### [Stated exercise]
Show all lines holding the string "when".

━━ Listed records ━━

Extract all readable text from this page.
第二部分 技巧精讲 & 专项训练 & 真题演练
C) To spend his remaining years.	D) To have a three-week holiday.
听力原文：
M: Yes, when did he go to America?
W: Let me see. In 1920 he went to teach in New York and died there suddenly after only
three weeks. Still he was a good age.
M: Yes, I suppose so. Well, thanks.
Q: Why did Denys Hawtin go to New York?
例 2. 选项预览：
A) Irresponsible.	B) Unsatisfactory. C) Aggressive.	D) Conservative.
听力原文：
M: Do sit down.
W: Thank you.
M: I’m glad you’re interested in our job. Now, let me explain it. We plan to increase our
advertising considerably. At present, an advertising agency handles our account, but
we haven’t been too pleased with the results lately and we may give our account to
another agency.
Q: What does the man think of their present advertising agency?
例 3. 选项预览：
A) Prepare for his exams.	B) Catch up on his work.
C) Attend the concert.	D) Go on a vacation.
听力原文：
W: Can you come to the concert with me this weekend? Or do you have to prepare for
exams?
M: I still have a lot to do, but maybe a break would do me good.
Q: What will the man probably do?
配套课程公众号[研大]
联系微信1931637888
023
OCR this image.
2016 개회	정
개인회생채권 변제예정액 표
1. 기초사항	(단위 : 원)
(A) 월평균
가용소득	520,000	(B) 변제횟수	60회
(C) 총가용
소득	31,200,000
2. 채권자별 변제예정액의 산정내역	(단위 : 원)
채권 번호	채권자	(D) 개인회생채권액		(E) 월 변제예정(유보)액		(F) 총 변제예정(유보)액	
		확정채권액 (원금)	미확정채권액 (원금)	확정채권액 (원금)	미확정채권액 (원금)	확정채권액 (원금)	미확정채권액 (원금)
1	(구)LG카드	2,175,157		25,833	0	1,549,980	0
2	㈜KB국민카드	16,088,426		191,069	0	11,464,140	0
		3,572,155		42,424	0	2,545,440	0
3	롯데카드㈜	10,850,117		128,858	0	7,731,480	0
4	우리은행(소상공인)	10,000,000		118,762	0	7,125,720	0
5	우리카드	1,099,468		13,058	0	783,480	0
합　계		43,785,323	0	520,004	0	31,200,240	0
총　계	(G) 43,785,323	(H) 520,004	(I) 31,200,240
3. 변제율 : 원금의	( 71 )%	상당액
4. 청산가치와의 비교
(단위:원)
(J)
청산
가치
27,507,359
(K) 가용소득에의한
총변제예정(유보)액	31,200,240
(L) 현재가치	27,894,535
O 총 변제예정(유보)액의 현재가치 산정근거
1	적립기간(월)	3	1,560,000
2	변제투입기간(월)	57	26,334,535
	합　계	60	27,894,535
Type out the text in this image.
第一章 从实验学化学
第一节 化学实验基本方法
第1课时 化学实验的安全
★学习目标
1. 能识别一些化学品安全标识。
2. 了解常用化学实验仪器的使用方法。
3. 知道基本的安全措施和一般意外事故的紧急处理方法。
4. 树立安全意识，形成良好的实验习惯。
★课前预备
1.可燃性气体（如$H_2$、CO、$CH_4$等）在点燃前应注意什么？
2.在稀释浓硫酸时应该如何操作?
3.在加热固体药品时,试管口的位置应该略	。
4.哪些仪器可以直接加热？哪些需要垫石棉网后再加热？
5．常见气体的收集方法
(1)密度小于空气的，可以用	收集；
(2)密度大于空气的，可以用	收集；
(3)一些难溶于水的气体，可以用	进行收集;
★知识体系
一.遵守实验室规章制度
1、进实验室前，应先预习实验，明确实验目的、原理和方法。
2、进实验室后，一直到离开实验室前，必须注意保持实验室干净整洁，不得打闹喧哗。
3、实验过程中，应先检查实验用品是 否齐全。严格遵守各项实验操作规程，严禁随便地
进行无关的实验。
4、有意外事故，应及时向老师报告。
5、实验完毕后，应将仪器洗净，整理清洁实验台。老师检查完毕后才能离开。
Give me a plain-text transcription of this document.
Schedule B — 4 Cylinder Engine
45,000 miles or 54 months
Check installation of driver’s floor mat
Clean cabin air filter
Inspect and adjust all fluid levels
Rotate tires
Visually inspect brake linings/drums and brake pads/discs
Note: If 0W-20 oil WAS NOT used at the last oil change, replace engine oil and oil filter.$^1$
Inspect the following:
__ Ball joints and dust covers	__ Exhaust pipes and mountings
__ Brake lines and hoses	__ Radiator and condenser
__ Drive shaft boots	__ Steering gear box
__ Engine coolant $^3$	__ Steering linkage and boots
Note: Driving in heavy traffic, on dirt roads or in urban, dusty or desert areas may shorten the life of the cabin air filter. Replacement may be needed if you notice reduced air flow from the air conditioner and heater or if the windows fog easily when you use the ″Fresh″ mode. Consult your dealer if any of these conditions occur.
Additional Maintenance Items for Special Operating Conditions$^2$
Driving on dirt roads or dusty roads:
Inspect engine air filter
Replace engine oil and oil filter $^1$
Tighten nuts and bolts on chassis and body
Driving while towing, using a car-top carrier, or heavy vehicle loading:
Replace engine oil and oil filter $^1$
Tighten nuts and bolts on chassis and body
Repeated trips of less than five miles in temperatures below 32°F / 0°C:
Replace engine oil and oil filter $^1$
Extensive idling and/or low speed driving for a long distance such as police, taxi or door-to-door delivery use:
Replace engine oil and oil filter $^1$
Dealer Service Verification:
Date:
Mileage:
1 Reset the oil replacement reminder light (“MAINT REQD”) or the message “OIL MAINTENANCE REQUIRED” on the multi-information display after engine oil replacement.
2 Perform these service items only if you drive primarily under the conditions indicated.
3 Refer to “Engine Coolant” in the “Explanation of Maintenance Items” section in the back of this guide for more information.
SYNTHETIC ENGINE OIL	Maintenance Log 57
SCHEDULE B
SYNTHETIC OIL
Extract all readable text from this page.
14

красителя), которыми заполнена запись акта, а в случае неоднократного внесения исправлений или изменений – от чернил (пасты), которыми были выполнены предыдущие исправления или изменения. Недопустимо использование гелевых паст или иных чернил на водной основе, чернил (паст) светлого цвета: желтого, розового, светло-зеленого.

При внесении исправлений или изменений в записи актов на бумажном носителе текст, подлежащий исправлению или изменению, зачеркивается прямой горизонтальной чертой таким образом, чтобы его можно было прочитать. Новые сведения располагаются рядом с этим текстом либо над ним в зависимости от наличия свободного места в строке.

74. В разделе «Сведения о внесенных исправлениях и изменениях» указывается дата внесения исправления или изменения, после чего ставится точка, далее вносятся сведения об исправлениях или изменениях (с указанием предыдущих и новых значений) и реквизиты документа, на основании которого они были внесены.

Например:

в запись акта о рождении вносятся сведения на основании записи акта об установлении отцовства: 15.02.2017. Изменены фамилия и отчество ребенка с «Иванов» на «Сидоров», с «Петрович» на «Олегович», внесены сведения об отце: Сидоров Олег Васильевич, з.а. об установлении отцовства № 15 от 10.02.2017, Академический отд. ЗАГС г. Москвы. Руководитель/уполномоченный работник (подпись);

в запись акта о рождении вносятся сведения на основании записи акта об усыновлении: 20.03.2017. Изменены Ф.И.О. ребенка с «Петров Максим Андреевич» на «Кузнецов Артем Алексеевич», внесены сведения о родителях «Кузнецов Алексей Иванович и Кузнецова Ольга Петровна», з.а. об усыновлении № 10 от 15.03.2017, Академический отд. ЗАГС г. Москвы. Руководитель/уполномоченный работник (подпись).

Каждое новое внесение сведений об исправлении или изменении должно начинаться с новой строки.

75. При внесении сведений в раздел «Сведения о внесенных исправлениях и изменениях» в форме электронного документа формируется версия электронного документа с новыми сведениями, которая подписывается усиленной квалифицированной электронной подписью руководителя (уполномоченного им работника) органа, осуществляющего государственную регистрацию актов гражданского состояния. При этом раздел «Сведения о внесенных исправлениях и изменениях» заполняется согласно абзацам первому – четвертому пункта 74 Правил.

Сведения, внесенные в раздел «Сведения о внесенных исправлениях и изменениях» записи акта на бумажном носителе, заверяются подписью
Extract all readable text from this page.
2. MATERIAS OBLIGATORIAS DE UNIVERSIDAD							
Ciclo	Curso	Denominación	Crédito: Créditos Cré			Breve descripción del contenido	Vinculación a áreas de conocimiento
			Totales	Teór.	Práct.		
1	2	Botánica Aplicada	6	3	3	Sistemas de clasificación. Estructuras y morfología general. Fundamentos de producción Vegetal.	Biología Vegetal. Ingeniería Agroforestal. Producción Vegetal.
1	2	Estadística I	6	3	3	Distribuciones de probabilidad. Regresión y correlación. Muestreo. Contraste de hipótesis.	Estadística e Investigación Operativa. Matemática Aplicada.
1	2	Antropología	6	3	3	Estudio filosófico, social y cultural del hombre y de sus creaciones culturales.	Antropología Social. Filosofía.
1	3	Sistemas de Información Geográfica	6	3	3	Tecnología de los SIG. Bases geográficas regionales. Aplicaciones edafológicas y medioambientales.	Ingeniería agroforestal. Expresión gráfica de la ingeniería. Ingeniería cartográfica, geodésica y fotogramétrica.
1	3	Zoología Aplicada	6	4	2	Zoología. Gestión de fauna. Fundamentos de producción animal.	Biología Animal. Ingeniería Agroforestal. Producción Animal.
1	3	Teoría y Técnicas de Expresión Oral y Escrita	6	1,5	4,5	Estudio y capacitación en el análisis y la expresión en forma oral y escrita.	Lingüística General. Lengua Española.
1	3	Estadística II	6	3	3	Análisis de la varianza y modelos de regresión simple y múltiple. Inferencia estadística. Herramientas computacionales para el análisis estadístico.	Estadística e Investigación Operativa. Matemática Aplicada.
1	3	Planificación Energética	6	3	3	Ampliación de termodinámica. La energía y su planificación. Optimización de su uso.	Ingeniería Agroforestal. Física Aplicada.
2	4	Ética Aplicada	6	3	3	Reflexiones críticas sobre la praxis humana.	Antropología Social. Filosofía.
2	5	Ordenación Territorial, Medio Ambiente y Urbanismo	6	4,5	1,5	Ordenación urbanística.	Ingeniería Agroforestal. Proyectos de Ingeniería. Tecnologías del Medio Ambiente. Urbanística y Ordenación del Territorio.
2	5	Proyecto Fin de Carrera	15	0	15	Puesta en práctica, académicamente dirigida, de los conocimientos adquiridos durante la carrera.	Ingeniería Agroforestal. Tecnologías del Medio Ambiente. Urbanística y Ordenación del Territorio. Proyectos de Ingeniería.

━━━

### [Exercise result]
M: Yes, when did he go to America?
Note: Driving in heavy traffic, on dirt roads or in urban, dusty or desert areas may shorten the life of the cabin air filter. Replacement may be needed if you notice reduced air flow from the air conditioner and heater or if the windows fog easily when you use the ″Fresh″ mode. Consult your dealer if any of these conditions occur.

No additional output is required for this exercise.